Collected data entries
+++++
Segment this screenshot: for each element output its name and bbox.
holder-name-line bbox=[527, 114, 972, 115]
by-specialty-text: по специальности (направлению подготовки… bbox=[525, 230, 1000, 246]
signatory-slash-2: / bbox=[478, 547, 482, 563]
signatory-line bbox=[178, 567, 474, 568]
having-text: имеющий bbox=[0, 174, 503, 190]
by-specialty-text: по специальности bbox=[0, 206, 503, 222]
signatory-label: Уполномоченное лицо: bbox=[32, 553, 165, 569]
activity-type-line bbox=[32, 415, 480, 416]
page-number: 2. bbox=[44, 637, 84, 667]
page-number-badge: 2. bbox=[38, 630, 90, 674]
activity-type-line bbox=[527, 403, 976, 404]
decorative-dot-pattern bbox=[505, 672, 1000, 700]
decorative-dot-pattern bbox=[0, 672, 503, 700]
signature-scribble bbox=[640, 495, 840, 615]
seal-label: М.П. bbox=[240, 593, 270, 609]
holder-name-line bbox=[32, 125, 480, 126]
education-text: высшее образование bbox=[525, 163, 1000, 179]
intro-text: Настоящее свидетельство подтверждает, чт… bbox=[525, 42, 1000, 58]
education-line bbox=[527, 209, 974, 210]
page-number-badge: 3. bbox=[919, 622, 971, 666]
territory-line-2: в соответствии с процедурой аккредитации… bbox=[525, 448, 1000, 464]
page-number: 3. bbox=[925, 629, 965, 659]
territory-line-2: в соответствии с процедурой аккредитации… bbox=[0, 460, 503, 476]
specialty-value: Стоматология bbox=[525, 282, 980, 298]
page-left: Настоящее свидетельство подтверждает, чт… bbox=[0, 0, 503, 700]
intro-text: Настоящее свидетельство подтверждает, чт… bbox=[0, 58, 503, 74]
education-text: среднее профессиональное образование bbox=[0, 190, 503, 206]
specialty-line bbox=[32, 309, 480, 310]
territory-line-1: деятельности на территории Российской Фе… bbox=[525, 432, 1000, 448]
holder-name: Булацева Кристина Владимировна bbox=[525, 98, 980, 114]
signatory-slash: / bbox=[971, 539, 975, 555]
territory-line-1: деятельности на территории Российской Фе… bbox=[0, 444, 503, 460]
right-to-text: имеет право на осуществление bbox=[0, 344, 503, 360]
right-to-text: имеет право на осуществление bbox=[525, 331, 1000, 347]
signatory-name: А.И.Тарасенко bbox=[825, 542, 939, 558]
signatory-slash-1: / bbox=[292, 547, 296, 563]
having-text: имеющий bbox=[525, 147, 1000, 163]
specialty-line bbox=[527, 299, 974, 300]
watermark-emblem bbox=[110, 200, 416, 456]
+++++
▶ [Work instructions] Rewrite all of these lines, putting "dotted-border-strip" in place of every "decorative-dot-pattern" and keeping everything else the same.

▶ [Exercise result]
Segment this screenshot: for each element output its name and bbox.
holder-name-line bbox=[527, 114, 972, 115]
by-specialty-text: по специальности (направлению подготовки… bbox=[525, 230, 1000, 246]
signatory-slash-2: / bbox=[478, 547, 482, 563]
signatory-line bbox=[178, 567, 474, 568]
having-text: имеющий bbox=[0, 174, 503, 190]
by-specialty-text: по специальности bbox=[0, 206, 503, 222]
signatory-label: Уполномоченное лицо: bbox=[32, 553, 165, 569]
activity-type-line bbox=[32, 415, 480, 416]
page-number: 2. bbox=[44, 637, 84, 667]
page-number-badge: 2. bbox=[38, 630, 90, 674]
activity-type-line bbox=[527, 403, 976, 404]
dotted-border-strip bbox=[505, 672, 1000, 700]
dotted-border-strip bbox=[0, 672, 503, 700]
signature-scribble bbox=[640, 495, 840, 615]
seal-label: М.П. bbox=[240, 593, 270, 609]
holder-name-line bbox=[32, 125, 480, 126]
education-text: высшее образование bbox=[525, 163, 1000, 179]
intro-text: Настоящее свидетельство подтверждает, чт… bbox=[525, 42, 1000, 58]
education-line bbox=[527, 209, 974, 210]
page-number-badge: 3. bbox=[919, 622, 971, 666]
territory-line-2: в соответствии с процедурой аккредитации… bbox=[525, 448, 1000, 464]
page-number: 3. bbox=[925, 629, 965, 659]
territory-line-2: в соответствии с процедурой аккредитации… bbox=[0, 460, 503, 476]
specialty-value: Стоматология bbox=[525, 282, 980, 298]
page-left: Настоящее свидетельство подтверждает, чт… bbox=[0, 0, 503, 700]
intro-text: Настоящее свидетельство подтверждает, чт… bbox=[0, 58, 503, 74]
education-text: среднее профессиональное образование bbox=[0, 190, 503, 206]
specialty-line bbox=[32, 309, 480, 310]
territory-line-1: деятельности на территории Российской Фе… bbox=[525, 432, 1000, 448]
holder-name: Булацева Кристина Владимировна bbox=[525, 98, 980, 114]
signatory-slash: / bbox=[971, 539, 975, 555]
territory-line-1: деятельности на территории Российской Фе… bbox=[0, 444, 503, 460]
right-to-text: имеет право на осуществление bbox=[0, 344, 503, 360]
right-to-text: имеет право на осуществление bbox=[525, 331, 1000, 347]
signatory-name: А.И.Тарасенко bbox=[825, 542, 939, 558]
signatory-slash-1: / bbox=[292, 547, 296, 563]
having-text: имеющий bbox=[525, 147, 1000, 163]
specialty-line bbox=[527, 299, 974, 300]
watermark-emblem bbox=[110, 200, 416, 456]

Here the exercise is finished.